→ **Problem description**:
Repeat, line for line, the entries printed below.

^^^^^^^^

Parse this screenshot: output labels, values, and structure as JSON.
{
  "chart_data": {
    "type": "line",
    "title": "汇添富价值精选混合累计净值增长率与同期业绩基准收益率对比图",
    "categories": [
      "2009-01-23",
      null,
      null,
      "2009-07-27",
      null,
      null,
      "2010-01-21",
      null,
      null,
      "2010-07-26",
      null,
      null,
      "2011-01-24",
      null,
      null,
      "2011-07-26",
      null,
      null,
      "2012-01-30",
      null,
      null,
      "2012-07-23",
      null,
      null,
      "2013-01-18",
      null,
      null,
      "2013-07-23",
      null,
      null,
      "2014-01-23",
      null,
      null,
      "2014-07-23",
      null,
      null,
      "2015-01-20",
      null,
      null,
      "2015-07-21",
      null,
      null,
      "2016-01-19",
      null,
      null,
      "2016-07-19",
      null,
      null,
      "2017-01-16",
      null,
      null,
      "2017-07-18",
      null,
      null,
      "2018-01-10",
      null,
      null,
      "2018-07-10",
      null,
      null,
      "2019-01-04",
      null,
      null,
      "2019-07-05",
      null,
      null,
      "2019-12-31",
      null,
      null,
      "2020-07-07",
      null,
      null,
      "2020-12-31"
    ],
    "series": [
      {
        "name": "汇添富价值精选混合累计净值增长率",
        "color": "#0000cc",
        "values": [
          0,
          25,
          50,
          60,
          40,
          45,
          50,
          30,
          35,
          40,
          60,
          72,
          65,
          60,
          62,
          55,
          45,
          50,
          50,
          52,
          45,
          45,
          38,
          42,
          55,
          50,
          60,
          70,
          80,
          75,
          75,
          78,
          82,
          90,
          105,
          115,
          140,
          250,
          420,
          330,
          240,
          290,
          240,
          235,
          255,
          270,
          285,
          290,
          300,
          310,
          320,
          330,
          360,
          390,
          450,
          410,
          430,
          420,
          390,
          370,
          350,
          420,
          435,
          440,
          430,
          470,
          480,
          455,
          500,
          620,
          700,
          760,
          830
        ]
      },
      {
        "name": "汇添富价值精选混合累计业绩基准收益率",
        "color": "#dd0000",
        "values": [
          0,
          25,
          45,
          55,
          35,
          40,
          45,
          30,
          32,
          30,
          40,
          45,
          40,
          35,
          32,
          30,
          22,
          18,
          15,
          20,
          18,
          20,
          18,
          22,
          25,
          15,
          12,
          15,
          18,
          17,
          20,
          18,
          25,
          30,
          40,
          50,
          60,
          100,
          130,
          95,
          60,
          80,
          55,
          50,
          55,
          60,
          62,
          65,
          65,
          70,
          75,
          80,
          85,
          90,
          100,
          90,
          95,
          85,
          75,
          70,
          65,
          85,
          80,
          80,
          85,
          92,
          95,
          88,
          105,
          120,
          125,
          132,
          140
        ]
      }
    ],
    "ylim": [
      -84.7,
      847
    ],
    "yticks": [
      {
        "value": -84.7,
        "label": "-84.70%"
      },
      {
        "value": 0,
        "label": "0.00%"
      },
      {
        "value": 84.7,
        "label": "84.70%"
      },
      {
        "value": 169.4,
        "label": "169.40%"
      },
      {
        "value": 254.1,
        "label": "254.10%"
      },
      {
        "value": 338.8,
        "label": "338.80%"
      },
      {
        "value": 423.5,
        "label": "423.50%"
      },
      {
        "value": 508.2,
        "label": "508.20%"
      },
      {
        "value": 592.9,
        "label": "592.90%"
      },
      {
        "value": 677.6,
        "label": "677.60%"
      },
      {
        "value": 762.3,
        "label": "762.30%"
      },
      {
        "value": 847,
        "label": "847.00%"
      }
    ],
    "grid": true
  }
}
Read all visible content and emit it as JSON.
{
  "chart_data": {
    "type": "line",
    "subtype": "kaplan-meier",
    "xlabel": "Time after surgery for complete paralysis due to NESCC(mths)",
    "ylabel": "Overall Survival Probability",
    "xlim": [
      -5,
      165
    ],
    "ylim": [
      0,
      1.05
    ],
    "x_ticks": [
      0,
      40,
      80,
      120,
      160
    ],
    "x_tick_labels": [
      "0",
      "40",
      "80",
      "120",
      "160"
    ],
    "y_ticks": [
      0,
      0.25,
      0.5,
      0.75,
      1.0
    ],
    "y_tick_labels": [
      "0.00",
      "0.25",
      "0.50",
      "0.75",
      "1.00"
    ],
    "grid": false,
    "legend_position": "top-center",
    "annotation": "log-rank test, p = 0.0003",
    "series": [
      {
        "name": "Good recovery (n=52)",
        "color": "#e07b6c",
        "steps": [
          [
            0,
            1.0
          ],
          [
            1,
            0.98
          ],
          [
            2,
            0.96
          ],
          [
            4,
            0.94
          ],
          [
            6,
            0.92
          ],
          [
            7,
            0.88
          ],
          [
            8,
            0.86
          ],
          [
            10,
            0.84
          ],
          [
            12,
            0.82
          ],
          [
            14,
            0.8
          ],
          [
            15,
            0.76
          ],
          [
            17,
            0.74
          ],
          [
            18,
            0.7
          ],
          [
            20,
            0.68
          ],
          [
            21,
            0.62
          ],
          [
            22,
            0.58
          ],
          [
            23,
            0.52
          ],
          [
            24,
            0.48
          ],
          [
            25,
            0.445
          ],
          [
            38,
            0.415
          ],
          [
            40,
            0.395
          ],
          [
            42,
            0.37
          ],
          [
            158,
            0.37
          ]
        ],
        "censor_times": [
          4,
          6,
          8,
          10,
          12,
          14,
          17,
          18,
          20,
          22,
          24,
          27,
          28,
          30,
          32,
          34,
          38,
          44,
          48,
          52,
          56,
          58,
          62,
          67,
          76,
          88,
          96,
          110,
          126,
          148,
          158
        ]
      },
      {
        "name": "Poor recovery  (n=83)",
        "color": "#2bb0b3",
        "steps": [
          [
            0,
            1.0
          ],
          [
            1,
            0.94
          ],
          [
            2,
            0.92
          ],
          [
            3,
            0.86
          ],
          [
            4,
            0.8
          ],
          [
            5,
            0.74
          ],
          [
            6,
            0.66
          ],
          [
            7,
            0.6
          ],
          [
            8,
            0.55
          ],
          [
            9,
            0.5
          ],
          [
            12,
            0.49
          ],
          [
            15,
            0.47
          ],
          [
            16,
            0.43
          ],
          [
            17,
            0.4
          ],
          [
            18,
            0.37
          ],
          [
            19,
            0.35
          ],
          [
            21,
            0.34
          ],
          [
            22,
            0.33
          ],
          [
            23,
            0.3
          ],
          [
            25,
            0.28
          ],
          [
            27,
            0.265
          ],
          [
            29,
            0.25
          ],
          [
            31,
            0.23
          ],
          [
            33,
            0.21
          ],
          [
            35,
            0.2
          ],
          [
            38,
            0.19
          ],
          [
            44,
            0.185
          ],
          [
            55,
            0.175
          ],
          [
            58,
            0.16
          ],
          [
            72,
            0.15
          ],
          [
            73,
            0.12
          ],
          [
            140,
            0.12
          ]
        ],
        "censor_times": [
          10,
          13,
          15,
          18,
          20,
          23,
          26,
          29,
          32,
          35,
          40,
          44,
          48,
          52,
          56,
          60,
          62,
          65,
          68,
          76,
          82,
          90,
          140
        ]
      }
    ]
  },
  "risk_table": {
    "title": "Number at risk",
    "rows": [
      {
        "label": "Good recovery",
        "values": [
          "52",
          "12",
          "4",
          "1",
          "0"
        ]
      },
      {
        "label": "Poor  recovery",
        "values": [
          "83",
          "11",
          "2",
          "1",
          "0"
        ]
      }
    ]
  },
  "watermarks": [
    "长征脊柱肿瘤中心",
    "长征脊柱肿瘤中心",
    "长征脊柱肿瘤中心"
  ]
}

^^^^^^^^

→ **Task result**:
Parse this screenshot: output labels, values, and structure as JSON.
{
  "chart_data": {
    "type": "line",
    "title": "汇添富价值精选混合累计净值增长率与同期业绩基准收益率对比图",
    "categories": [
      "2009-01-23",
      null,
      null,
      "2009-07-27",
      null,
      null,
      "2010-01-21",
      null,
      null,
      "2010-07-26",
      null,
      null,
      "2011-01-24",
      null,
      null,
      "2011-07-26",
      null,
      null,
      "2012-01-30",
      null,
      null,
      "2012-07-23",
      null,
      null,
      "2013-01-18",
      null,
      null,
      "2013-07-23",
      null,
      null,
      "2014-01-23",
      null,
      null,
      "2014-07-23",
      null,
      null,
      "2015-01-20",
      null,
      null,
      "2015-07-21",
      null,
      null,
      "2016-01-19",
      null,
      null,
      "2016-07-19",
      null,
      null,
      "2017-01-16",
      null,
      null,
      "2017-07-18",
      null,
      null,
      "2018-01-10",
      null,
      null,
      "2018-07-10",
      null,
      null,
      "2019-01-04",
      null,
      null,
      "2019-07-05",
      null,
      null,
      "2019-12-31",
      null,
      null,
      "2020-07-07",
      null,
      null,
      "2020-12-31"
    ],
    "series": [
      {
        "name": "汇添富价值精选混合累计净值增长率",
        "color": "#0000cc",
        "values": [
          0,
          25,
          50,
          60,
          40,
          45,
          50,
          30,
          35,
          40,
          60,
          72,
          65,
          60,
          62,
          55,
          45,
          50,
          50,
          52,
          45,
          45,
          38,
          42,
          55,
          50,
          60,
          70,
          80,
          75,
          75,
          78,
          82,
          90,
          105,
          115,
          140,
          250,
          420,
          330,
          240,
          290,
          240,
          235,
          255,
          270,
          285,
          290,
          300,
          310,
          320,
          330,
          360,
          390,
          450,
          410,
          430,
          420,
          390,
          370,
          350,
          420,
          435,
          440,
          430,
          470,
          480,
          455,
          500,
          620,
          700,
          760,
          830
        ]
      },
      {
        "name": "汇添富价值精选混合累计业绩基准收益率",
        "color": "#dd0000",
        "values": [
          0,
          25,
          45,
          55,
          35,
          40,
          45,
          30,
          32,
          30,
          40,
          45,
          40,
          35,
          32,
          30,
          22,
          18,
          15,
          20,
          18,
          20,
          18,
          22,
          25,
          15,
          12,
          15,
          18,
          17,
          20,
          18,
          25,
          30,
          40,
          50,
          60,
          100,
          130,
          95,
          60,
          80,
          55,
          50,
          55,
          60,
          62,
          65,
          65,
          70,
          75,
          80,
          85,
          90,
          100,
          90,
          95,
          85,
          75,
          70,
          65,
          85,
          80,
          80,
          85,
          92,
          95,
          88,
          105,
          120,
          125,
          132,
          140
        ]
      }
    ],
    "ylim": [
      -84.7,
      847
    ],
    "yticks": [
      {
        "value": -84.7,
        "label": "-84.70%"
      },
      {
        "value": 0,
        "label": "0.00%"
      },
      {
        "value": 84.7,
        "label": "84.70%"
      },
      {
        "value": 169.4,
        "label": "169.40%"
      },
      {
        "value": 254.1,
        "label": "254.10%"
      },
      {
        "value": 338.8,
        "label": "338.80%"
      },
      {
        "value": 423.5,
        "label": "423.50%"
      },
      {
        "value": 508.2,
        "label": "508.20%"
      },
      {
        "value": 592.9,
        "label": "592.90%"
      },
      {
        "value": 677.6,
        "label": "677.60%"
      },
      {
        "value": 762.3,
        "label": "762.30%"
      },
      {
        "value": 847,
        "label": "847.00%"
      }
    ],
    "grid": true
  }
}
Read all visible content and emit it as JSON.
{
  "chart_data": {
    "type": "line",
    "subtype": "kaplan-meier",
    "xlabel": "Time after surgery for complete paralysis due to NESCC(mths)",
    "ylabel": "Overall Survival Probability",
    "xlim": [
      -5,
      165
    ],
    "ylim": [
      0,
      1.05
    ],
    "x_ticks": [
      0,
      40,
      80,
      120,
      160
    ],
    "x_tick_labels": [
      "0",
      "40",
      "80",
      "120",
      "160"
    ],
    "y_ticks": [
      0,
      0.25,
      0.5,
      0.75,
      1.0
    ],
    "y_tick_labels": [
      "0.00",
      "0.25",
      "0.50",
      "0.75",
      "1.00"
    ],
    "grid": false,
    "legend_position": "top-center",
    "annotation": "log-rank test, p = 0.0003",
    "series": [
      {
        "name": "Good recovery (n=52)",
        "color": "#e07b6c",
        "steps": [
          [
            0,
            1.0
          ],
          [
            1,
            0.98
          ],
          [
            2,
            0.96
          ],
          [
            4,
            0.94
          ],
          [
            6,
            0.92
          ],
          [
            7,
            0.88
          ],
          [
            8,
            0.86
          ],
          [
            10,
            0.84
          ],
          [
            12,
            0.82
          ],
          [
            14,
            0.8
          ],
          [
            15,
            0.76
          ],
          [
            17,
            0.74
          ],
          [
            18,
            0.7
          ],
          [
            20,
            0.68
          ],
          [
            21,
            0.62
          ],
          [
            22,
            0.58
          ],
          [
            23,
            0.52
          ],
          [
            24,
            0.48
          ],
          [
            25,
            0.445
          ],
          [
            38,
            0.415
          ],
          [
            40,
            0.395
          ],
          [
            42,
            0.37
          ],
          [
            158,
            0.37
          ]
        ],
        "censor_times": [
          4,
          6,
          8,
          10,
          12,
          14,
          17,
          18,
          20,
          22,
          24,
          27,
          28,
          30,
          32,
          34,
          38,
          44,
          48,
          52,
          56,
          58,
          62,
          67,
          76,
          88,
          96,
          110,
          126,
          148,
          158
        ]
      },
      {
        "name": "Poor recovery  (n=83)",
        "color": "#2bb0b3",
        "steps": [
          [
            0,
            1.0
          ],
          [
            1,
            0.94
          ],
          [
            2,
            0.92
          ],
          [
            3,
            0.86
          ],
          [
            4,
            0.8
          ],
          [
            5,
            0.74
          ],
          [
            6,
            0.66
          ],
          [
            7,
            0.6
          ],
          [
            8,
            0.55
          ],
          [
            9,
            0.5
          ],
          [
            12,
            0.49
          ],
          [
            15,
            0.47
          ],
          [
            16,
            0.43
          ],
          [
            17,
            0.4
          ],
          [
            18,
            0.37
          ],
          [
            19,
            0.35
          ],
          [
            21,
            0.34
          ],
          [
            22,
            0.33
          ],
          [
            23,
            0.3
          ],
          [
            25,
            0.28
          ],
          [
            27,
            0.265
          ],
          [
            29,
            0.25
          ],
          [
            31,
            0.23
          ],
          [
            33,
            0.21
          ],
          [
            35,
            0.2
          ],
          [
            38,
            0.19
          ],
          [
            44,
            0.185
          ],
          [
            55,
            0.175
          ],
          [
            58,
            0.16
          ],
          [
            72,
            0.15
          ],
          [
            73,
            0.12
          ],
          [
            140,
            0.12
          ]
        ],
        "censor_times": [
          10,
          13,
          15,
          18,
          20,
          23,
          26,
          29,
          32,
          35,
          40,
          44,
          48,
          52,
          56,
          60,
          62,
          65,
          68,
          76,
          82,
          90,
          140
        ]
      }
    ]
  },
  "risk_table": {
    "title": "Number at risk",
    "rows": [
      {
        "label": "Good recovery",
        "values": [
          "52",
          "12",
          "4",
          "1",
          "0"
        ]
      },
      {
        "label": "Poor  recovery",
        "values": [
          "83",
          "11",
          "2",
          "1",
          "0"
        ]
      }
    ]
  },
  "watermarks": [
    "长征脊柱肿瘤中心",
    "长征脊柱肿瘤中心",
    "长征脊柱肿瘤中心"
  ]
}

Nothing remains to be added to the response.